⟨
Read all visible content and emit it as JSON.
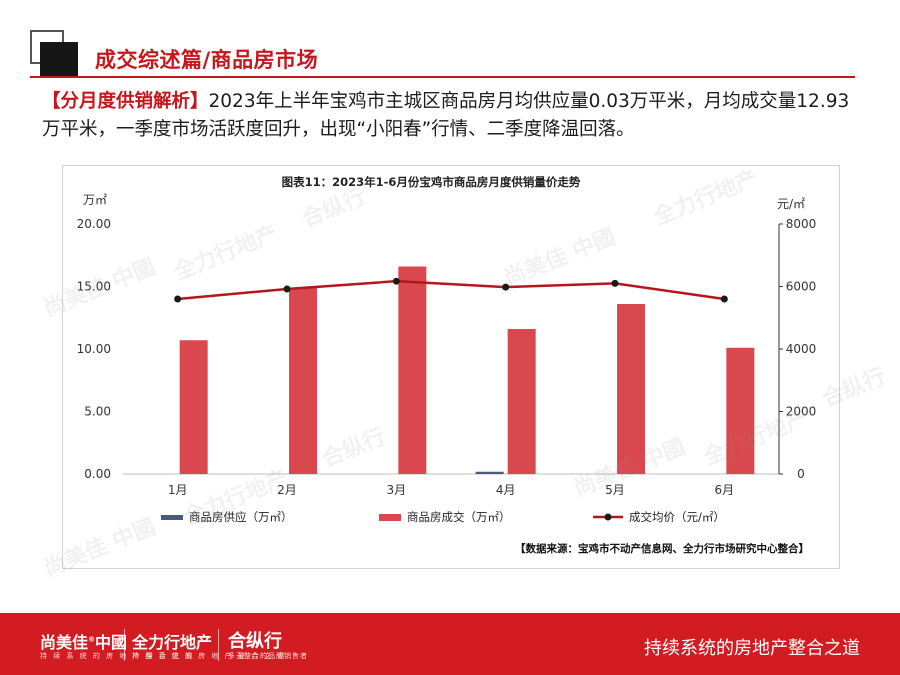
{
  "header": {
    "title": "成交综述篇/商品房市场"
  },
  "intro": {
    "tag": "【分月度供销解析】",
    "text": "2023年上半年宝鸡市主城区商品房月均供应量0.03万平米，月均成交量12.93万平米，一季度市场活跃度回升，出现“小阳春”行情、二季度降温回落。"
  },
  "chart_data": {
    "type": "bar",
    "title": "图表11：2023年1-6月份宝鸡市商品房月度供销量价走势",
    "categories": [
      "1月",
      "2月",
      "3月",
      "4月",
      "5月",
      "6月"
    ],
    "left_axis": {
      "unit": "万㎡",
      "ylim": [
        0,
        20
      ],
      "ticks": [
        "0.00",
        "5.00",
        "10.00",
        "15.00",
        "20.00"
      ],
      "tick_values": [
        0,
        5,
        10,
        15,
        20
      ]
    },
    "right_axis": {
      "unit": "元/㎡",
      "ylim": [
        0,
        8000
      ],
      "ticks": [
        "0",
        "2000",
        "4000",
        "6000",
        "8000"
      ],
      "tick_values": [
        0,
        2000,
        4000,
        6000,
        8000
      ]
    },
    "series": [
      {
        "name": "商品房供应（万㎡）",
        "type": "bar",
        "axis": "left",
        "color": "#4a5a7a",
        "values": [
          0,
          0,
          0,
          0.18,
          0,
          0
        ]
      },
      {
        "name": "商品房成交（万㎡）",
        "type": "bar",
        "axis": "left",
        "color": "#d9484e",
        "values": [
          10.7,
          14.9,
          16.6,
          11.6,
          13.6,
          10.1
        ]
      },
      {
        "name": "成交均价（元/㎡）",
        "type": "line",
        "axis": "right",
        "color": "#b5161c",
        "values": [
          5600,
          5920,
          6170,
          5980,
          6100,
          5600
        ]
      }
    ],
    "legend_position": "bottom",
    "source": "【数据来源：宝鸡市不动产信息网、全力行市场研究中心整合】"
  },
  "watermarks": [
    "尚美佳 中國",
    "全力行地产",
    "合纵行"
  ],
  "footer": {
    "brand1": "尚美佳",
    "brand1_mark": "®",
    "brand1_b": "中國",
    "brand1_sub": "持 续 系 统 的 房 地 产 整 合 之 道",
    "brand2": "全力行地产",
    "brand2_sub": "持 续 系 统 的 房 地 产 整 合 之 道",
    "brand3": "合纵行",
    "brand3_sub": "多元整合的品牌销售者",
    "slogan": "持续系统的房地产整合之道"
  }
}
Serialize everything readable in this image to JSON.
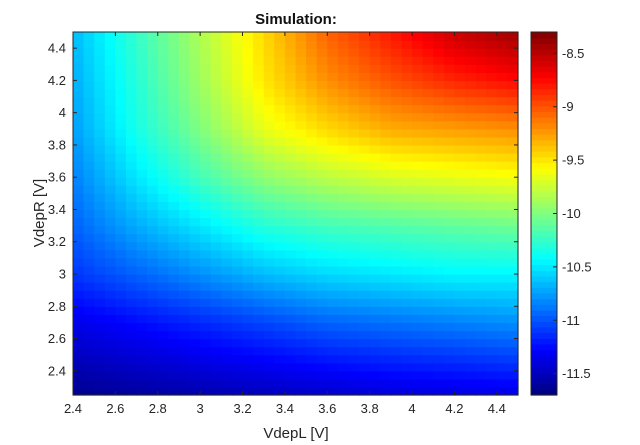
{
  "chart_data": {
    "type": "heatmap",
    "title": "Simulation:",
    "xlabel": "VdepL [V]",
    "ylabel": "VdepR [V]",
    "xlim": [
      2.4,
      4.5
    ],
    "ylim": [
      2.25,
      4.5
    ],
    "x_ticks": [
      "2.4",
      "2.6",
      "2.8",
      "3",
      "3.2",
      "3.4",
      "3.6",
      "3.8",
      "4",
      "4.2",
      "4.4"
    ],
    "y_ticks": [
      "2.4",
      "2.6",
      "2.8",
      "3",
      "3.2",
      "3.4",
      "3.6",
      "3.8",
      "4",
      "4.2",
      "4.4"
    ],
    "colorbar": {
      "range": [
        -11.7,
        -8.3
      ],
      "ticks": [
        "-8.5",
        "-9",
        "-9.5",
        "-10",
        "-10.5",
        "-11",
        "-11.5"
      ],
      "colormap": "jet"
    },
    "x_grid": [
      2.4,
      2.7,
      3.0,
      3.3,
      3.6,
      3.9,
      4.2,
      4.5
    ],
    "y_grid": [
      2.25,
      2.7,
      3.0,
      3.3,
      3.6,
      3.9,
      4.2,
      4.5
    ],
    "z_values": [
      [
        -11.65,
        -11.6,
        -11.55,
        -11.5,
        -11.45,
        -11.4,
        -11.38,
        -11.35
      ],
      [
        -11.35,
        -11.25,
        -11.15,
        -11.05,
        -10.95,
        -10.9,
        -10.85,
        -10.8
      ],
      [
        -11.1,
        -10.95,
        -10.8,
        -10.65,
        -10.55,
        -10.5,
        -10.45,
        -10.45
      ],
      [
        -10.95,
        -10.7,
        -10.5,
        -10.3,
        -10.2,
        -10.15,
        -10.1,
        -10.05
      ],
      [
        -10.85,
        -10.5,
        -10.2,
        -9.95,
        -9.8,
        -9.7,
        -9.65,
        -9.6
      ],
      [
        -10.75,
        -10.35,
        -10.0,
        -9.65,
        -9.45,
        -9.3,
        -9.25,
        -9.2
      ],
      [
        -10.7,
        -10.3,
        -9.9,
        -9.5,
        -9.2,
        -9.0,
        -8.85,
        -8.75
      ],
      [
        -10.65,
        -10.25,
        -9.85,
        -9.45,
        -9.05,
        -8.8,
        -8.55,
        -8.4
      ]
    ]
  }
}
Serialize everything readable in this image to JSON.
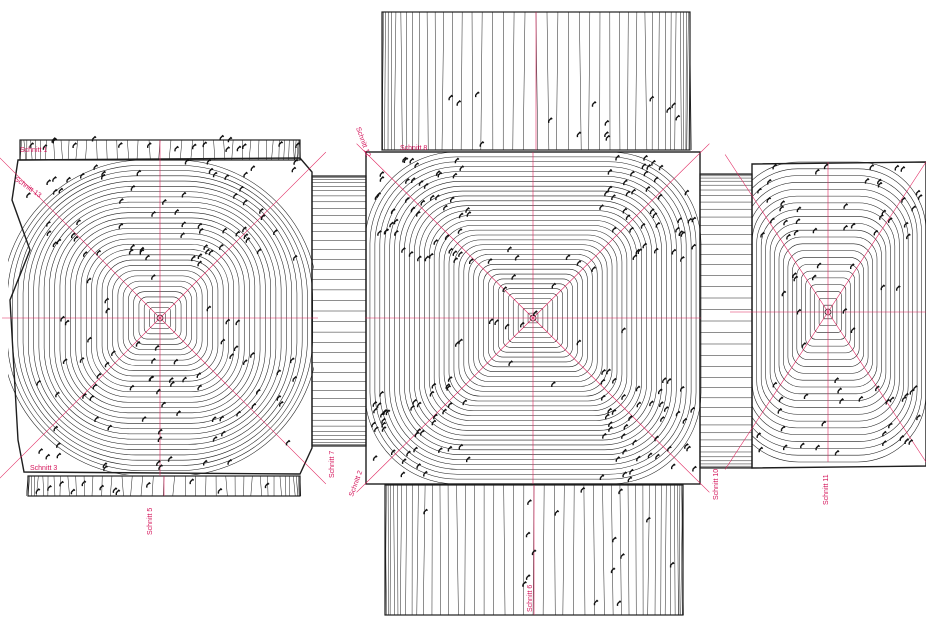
{
  "colors": {
    "contour": "#1e1e1e",
    "axis": "#e0245e",
    "label": "#d4145a",
    "marker": "#111111",
    "background": "#ffffff"
  },
  "labels": {
    "section_top": "Schnitt 8",
    "section_upper_left": "Schnitt 12",
    "section_left_top": "Schnitt 13",
    "section_left_mid": "Schnitt 1",
    "section_lower_left": "Schnitt 3",
    "section_left_bottom": "Schnitt 5",
    "section_mid_left": "Schnitt 7",
    "section_center_low": "Schnitt 2",
    "section_bottom": "Schnitt 6",
    "section_right_low": "Schnitt 10",
    "section_far_right": "Schnitt 11"
  }
}
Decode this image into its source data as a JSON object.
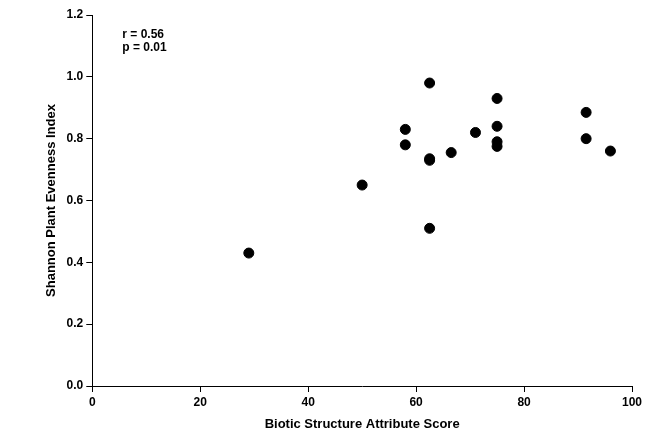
{
  "chart_data": {
    "type": "scatter",
    "x_label": "Biotic Structure Attribute Score",
    "y_label": "Shannon Plant Evenness Index",
    "annotations": [
      "r = 0.56",
      "p = 0.01"
    ],
    "x": [
      29,
      50,
      58,
      58,
      62.5,
      62.5,
      62.5,
      62.5,
      66.5,
      71,
      75,
      75,
      75,
      75,
      91.5,
      91.5,
      96
    ],
    "values": [
      0.43,
      0.65,
      0.83,
      0.78,
      0.98,
      0.735,
      0.73,
      0.51,
      0.755,
      0.82,
      0.93,
      0.84,
      0.79,
      0.775,
      0.885,
      0.8,
      0.76
    ],
    "color": "#000000",
    "marker": "circle",
    "xlim": [
      0,
      100
    ],
    "xticks": [
      0,
      20,
      40,
      60,
      80,
      100
    ],
    "ylim": [
      0,
      1.2
    ],
    "yticks": [
      {
        "value": 0,
        "label": "0.0"
      },
      0.2,
      0.4,
      0.6,
      0.8,
      {
        "value": 1,
        "label": "1.0"
      },
      1.2
    ],
    "grid": false
  }
}
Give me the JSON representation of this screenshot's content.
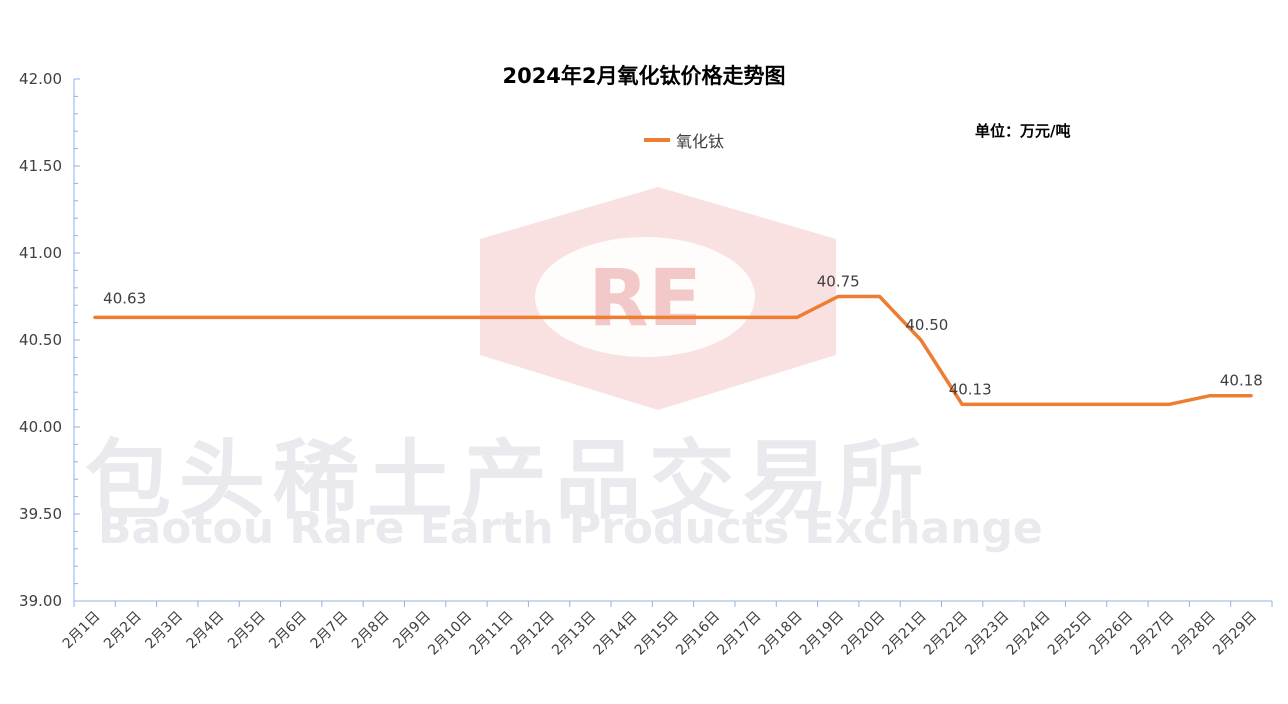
{
  "chart_data": {
    "type": "line",
    "title": "2024年2月氧化钛价格走势图",
    "unit_note": "单位：万元/吨",
    "categories": [
      "2月1日",
      "2月2日",
      "2月3日",
      "2月4日",
      "2月5日",
      "2月6日",
      "2月7日",
      "2月8日",
      "2月9日",
      "2月10日",
      "2月11日",
      "2月12日",
      "2月13日",
      "2月14日",
      "2月15日",
      "2月16日",
      "2月17日",
      "2月18日",
      "2月19日",
      "2月20日",
      "2月21日",
      "2月22日",
      "2月23日",
      "2月24日",
      "2月25日",
      "2月26日",
      "2月27日",
      "2月28日",
      "2月29日"
    ],
    "series": [
      {
        "name": "氧化钛",
        "color": "#ED7D31",
        "values": [
          40.63,
          40.63,
          40.63,
          40.63,
          40.63,
          40.63,
          40.63,
          40.63,
          40.63,
          40.63,
          40.63,
          40.63,
          40.63,
          40.63,
          40.63,
          40.63,
          40.63,
          40.63,
          40.75,
          40.75,
          40.5,
          40.13,
          40.13,
          40.13,
          40.13,
          40.13,
          40.13,
          40.18,
          40.18
        ]
      }
    ],
    "data_labels": [
      {
        "index": 0,
        "text": "40.63"
      },
      {
        "index": 18,
        "text": "40.75"
      },
      {
        "index": 20,
        "text": "40.50"
      },
      {
        "index": 21,
        "text": "40.13"
      },
      {
        "index": 28,
        "text": "40.18"
      }
    ],
    "ylim": [
      39.0,
      42.0
    ],
    "yticks": [
      "39.00",
      "39.50",
      "40.00",
      "40.50",
      "41.00",
      "41.50",
      "42.00"
    ],
    "grid": false,
    "legend_position": "top-center"
  },
  "watermark": {
    "cn": "包头稀土产品交易所",
    "en": "Baotou Rare Earth Products Exchange",
    "logo_text": "RE"
  }
}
⟩
§ OBJECTIVE: Your task is to gather every line with the word "JSON" and copy it.

§ CORRECT RESULT:
Read all visible content and emit it as JSON.
Serialize everything readable in this image to JSON.
Serialize everything readable in this image to JSON.
Decode this image into its source data as a JSON object.
Give me the JSON representation of this screenshot's content.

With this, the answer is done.